GOAL:
Quote the listing in full, exactly as given, minus any pictures.

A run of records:
+--

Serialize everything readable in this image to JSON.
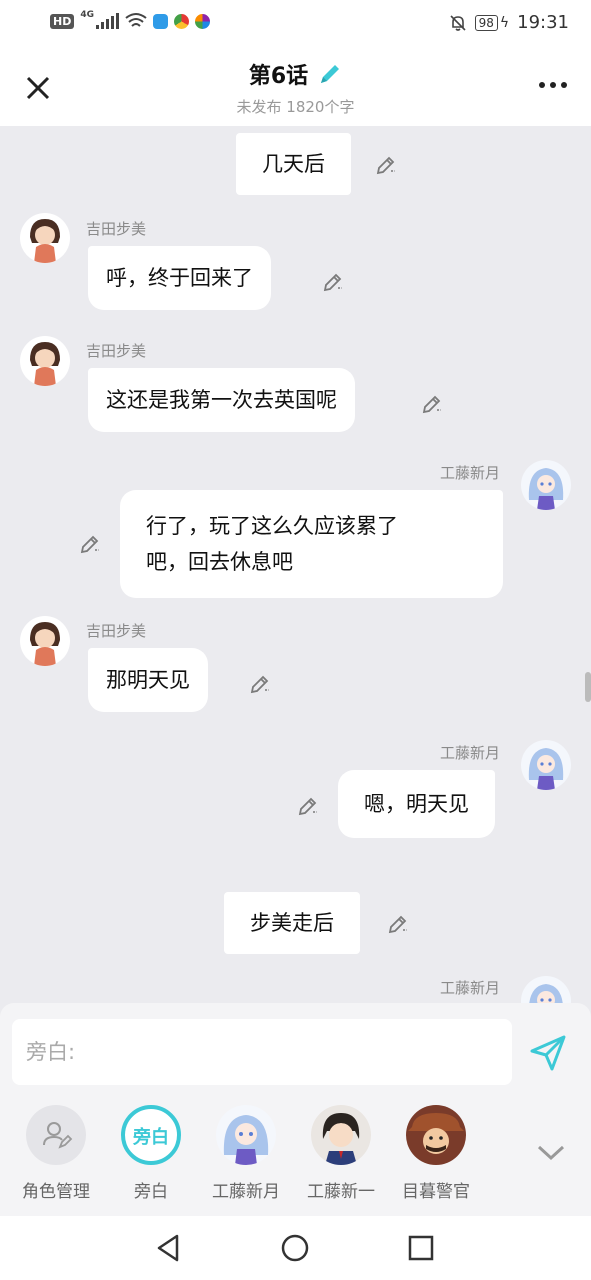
{
  "status": {
    "net": "4G",
    "battery": "98",
    "time": "19:31"
  },
  "header": {
    "title": "第6话",
    "subtitle": "未发布 1820个字"
  },
  "chat": {
    "narration_1": "几天后",
    "msg1": {
      "name": "吉田步美",
      "text": "呼，终于回来了"
    },
    "msg2": {
      "name": "吉田步美",
      "text": "这还是我第一次去英国呢"
    },
    "msg3": {
      "name": "工藤新月",
      "line1": "行了，玩了这么久应该累了",
      "line2": "吧，回去休息吧"
    },
    "msg4": {
      "name": "吉田步美",
      "text": "那明天见"
    },
    "msg5": {
      "name": "工藤新月",
      "text": "嗯，明天见"
    },
    "narration_2": "步美走后",
    "msg6": {
      "name": "工藤新月"
    }
  },
  "input": {
    "placeholder": "旁白:"
  },
  "roles": [
    {
      "label": "角色管理",
      "icon": "role-manage-icon"
    },
    {
      "label": "旁白",
      "badge": "旁白"
    },
    {
      "label": "工藤新月"
    },
    {
      "label": "工藤新一"
    },
    {
      "label": "目暮警官"
    }
  ],
  "colors": {
    "accent": "#3cc9d6",
    "edit_icon": "#7a7a7a"
  }
}
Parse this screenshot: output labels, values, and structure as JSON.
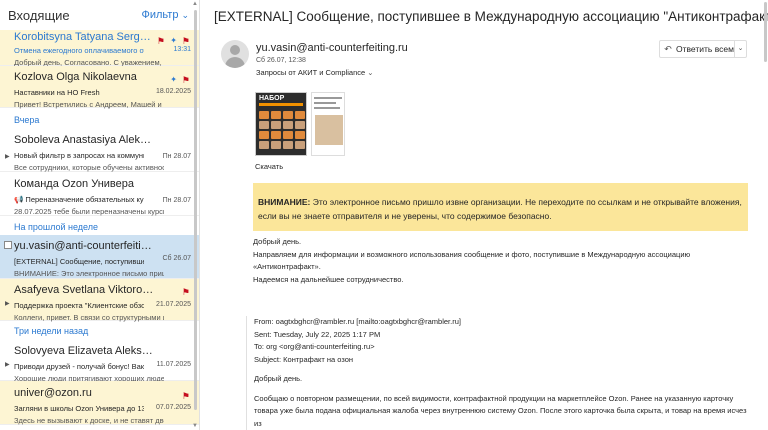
{
  "list": {
    "title": "Входящие",
    "filter_label": "Фильтр",
    "sections": {
      "yesterday": "Вчера",
      "last_week": "На прошлой неделе",
      "three_weeks": "Три недели назад"
    },
    "items": [
      {
        "sender": "Korobitsyna Tatyana Sergeev...",
        "subject": "Отмена ежегодного оплачиваемого отп",
        "date": "13:31",
        "preview": "Добрый день, Согласовано. С уважением, Короб..."
      },
      {
        "sender": "Kozlova Olga Nikolaevna",
        "subject": "Наставники на НО Fresh",
        "date": "18.02.2025",
        "preview": "Привет! Встретились с Андреем, Машей и Галей ..."
      },
      {
        "sender": "Soboleva Anastasiya Alekseе...",
        "subject": "Новый фильтр в запросах на коммуникац",
        "date": "Пн 28.07",
        "preview": "Все сотрудники, которые обучены активности, П..."
      },
      {
        "sender": "Команда Ozon Универа",
        "subject": "📢 Переназначение обязательных курсо",
        "date": "Пн 28.07",
        "preview": "28.07.2025 тебе были переназначены курсы: «П..."
      },
      {
        "sender": "yu.vasin@anti-counterfeiting....",
        "subject": "[EXTERNAL] Сообщение, поступившее в М",
        "date": "Сб 26.07",
        "preview": "ВНИМАНИЕ: Это электронное письмо пришло из..."
      },
      {
        "sender": "Asafyeva Svetlana Viktorovna",
        "subject": "Поддержка проекта \"Клиентские обзоры",
        "date": "21.07.2025",
        "preview": "Коллеги, привет. В связи со структурными измен..."
      },
      {
        "sender": "Solovyeva Elizaveta Alekseev...",
        "subject": "Приводи друзей - получай бонус! Ваканс",
        "date": "11.07.2025",
        "preview": "Хорошие люди притягивают хороших людей 😎 ..."
      },
      {
        "sender": "univer@ozon.ru",
        "subject": "Загляни в школы Ozon Универа до 13 и",
        "date": "07.07.2025",
        "preview": "Здесь не вызывают к доске, и не ставят двоек...."
      }
    ]
  },
  "message": {
    "subject": "[EXTERNAL] Сообщение, поступившее в Международную ассоциацию \"Антиконтрафакт\"",
    "from": "yu.vasin@anti-counterfeiting.ru",
    "sent": "Сб 26.07, 12:38",
    "tag": "Запросы от АКИТ и Compliance",
    "reply_all": "Ответить всем",
    "attachment_thumb_text": "НАБОР",
    "download": "Скачать",
    "warning_bold": "ВНИМАНИЕ:",
    "warning_text": " Это электронное письмо пришло извне организации. Не переходите по ссылкам и не открывайте вложения, если вы не знаете отправителя и не уверены, что содержимое безопасно.",
    "body": [
      "Добрый день.",
      "Направляем для информации и возможного использования сообщение и фото, поступившие в Международную ассоциацию «Антиконтрафакт».",
      "Надеемся на дальнейшее сотрудничество."
    ],
    "quote": {
      "from": "From: oagtxbghcr@rambler.ru [mailto:oagtxbghcr@rambler.ru]",
      "sent": "Sent: Tuesday, July 22, 2025 1:17 PM",
      "to": "To: org <org@anti-counterfeiting.ru>",
      "subject": "Subject: Контрафакт на озон",
      "greeting": "Добрый день.",
      "para": "Сообщаю о повторном размещении, по всей видимости, контрафактной продукции на маркетплейсе Ozon. Ранее на указанную карточку товара уже была подана официальная жалоба через внутреннюю систему Ozon. После этого карточка была скрыта, и товар на время исчез из"
    }
  },
  "colors": {
    "accent": "#2b79d0",
    "highlight": "#fdf5d3",
    "selected": "#cde1f2",
    "warning": "#fbe69a",
    "flag": "#c50f1f"
  }
}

+--

EXPECTED ANSWER:
Serialize everything readable in this image to JSON.
{
  "status": {
    "net": "4G",
    "battery": "98",
    "time": "19:31"
  },
  "header": {
    "title": "第6话",
    "subtitle": "未发布 1820个字"
  },
  "chat": {
    "narration_1": "几天后",
    "msg1": {
      "name": "吉田步美",
      "text": "呼，终于回来了"
    },
    "msg2": {
      "name": "吉田步美",
      "text": "这还是我第一次去英国呢"
    },
    "msg3": {
      "name": "工藤新月",
      "line1": "行了，玩了这么久应该累了",
      "line2": "吧，回去休息吧"
    },
    "msg4": {
      "name": "吉田步美",
      "text": "那明天见"
    },
    "msg5": {
      "name": "工藤新月",
      "text": "嗯，明天见"
    },
    "narration_2": "步美走后",
    "msg6": {
      "name": "工藤新月"
    }
  },
  "input": {
    "placeholder": "旁白:"
  },
  "roles": [
    {
      "label": "角色管理",
      "icon": "role-manage-icon"
    },
    {
      "label": "旁白",
      "badge": "旁白"
    },
    {
      "label": "工藤新月"
    },
    {
      "label": "工藤新一"
    },
    {
      "label": "目暮警官"
    }
  ],
  "colors": {
    "accent": "#3cc9d6",
    "edit_icon": "#7a7a7a"
  }
}
Parse this screenshot: output labels, values, and structure as JSON.
{
  "list": {
    "title": "Входящие",
    "filter_label": "Фильтр",
    "sections": {
      "yesterday": "Вчера",
      "last_week": "На прошлой неделе",
      "three_weeks": "Три недели назад"
    },
    "items": [
      {
        "sender": "Korobitsyna Tatyana Sergeev...",
        "subject": "Отмена ежегодного оплачиваемого отп",
        "date": "13:31",
        "preview": "Добрый день, Согласовано. С уважением, Короб..."
      },
      {
        "sender": "Kozlova Olga Nikolaevna",
        "subject": "Наставники на НО Fresh",
        "date": "18.02.2025",
        "preview": "Привет! Встретились с Андреем, Машей и Галей ..."
      },
      {
        "sender": "Soboleva Anastasiya Alekseе...",
        "subject": "Новый фильтр в запросах на коммуникац",
        "date": "Пн 28.07",
        "preview": "Все сотрудники, которые обучены активности, П..."
      },
      {
        "sender": "Команда Ozon Универа",
        "subject": "📢 Переназначение обязательных курсо",
        "date": "Пн 28.07",
        "preview": "28.07.2025 тебе были переназначены курсы: «П..."
      },
      {
        "sender": "yu.vasin@anti-counterfeiting....",
        "subject": "[EXTERNAL] Сообщение, поступившее в М",
        "date": "Сб 26.07",
        "preview": "ВНИМАНИЕ: Это электронное письмо пришло из..."
      },
      {
        "sender": "Asafyeva Svetlana Viktorovna",
        "subject": "Поддержка проекта \"Клиентские обзоры",
        "date": "21.07.2025",
        "preview": "Коллеги, привет. В связи со структурными измен..."
      },
      {
        "sender": "Solovyeva Elizaveta Alekseev...",
        "subject": "Приводи друзей - получай бонус! Ваканс",
        "date": "11.07.2025",
        "preview": "Хорошие люди притягивают хороших людей 😎 ..."
      },
      {
        "sender": "univer@ozon.ru",
        "subject": "Загляни в школы Ozon Универа до 13 и",
        "date": "07.07.2025",
        "preview": "Здесь не вызывают к доске, и не ставят двоек...."
      }
    ]
  },
  "message": {
    "subject": "[EXTERNAL] Сообщение, поступившее в Международную ассоциацию \"Антиконтрафакт\"",
    "from": "yu.vasin@anti-counterfeiting.ru",
    "sent": "Сб 26.07, 12:38",
    "tag": "Запросы от АКИТ и Compliance",
    "reply_all": "Ответить всем",
    "attachment_thumb_text": "НАБОР",
    "download": "Скачать",
    "warning_bold": "ВНИМАНИЕ:",
    "warning_text": " Это электронное письмо пришло извне организации. Не переходите по ссылкам и не открывайте вложения, если вы не знаете отправителя и не уверены, что содержимое безопасно.",
    "body": [
      "Добрый день.",
      "Направляем для информации и возможного использования сообщение и фото, поступившие в Международную ассоциацию «Антиконтрафакт».",
      "Надеемся на дальнейшее сотрудничество."
    ],
    "quote": {
      "from": "From: oagtxbghcr@rambler.ru [mailto:oagtxbghcr@rambler.ru]",
      "sent": "Sent: Tuesday, July 22, 2025 1:17 PM",
      "to": "To: org <org@anti-counterfeiting.ru>",
      "subject": "Subject: Контрафакт на озон",
      "greeting": "Добрый день.",
      "para": "Сообщаю о повторном размещении, по всей видимости, контрафактной продукции на маркетплейсе Ozon. Ранее на указанную карточку товара уже была подана официальная жалоба через внутреннюю систему Ozon. После этого карточка была скрыта, и товар на время исчез из"
    }
  },
  "colors": {
    "accent": "#2b79d0",
    "highlight": "#fdf5d3",
    "selected": "#cde1f2",
    "warning": "#fbe69a",
    "flag": "#c50f1f"
  }
}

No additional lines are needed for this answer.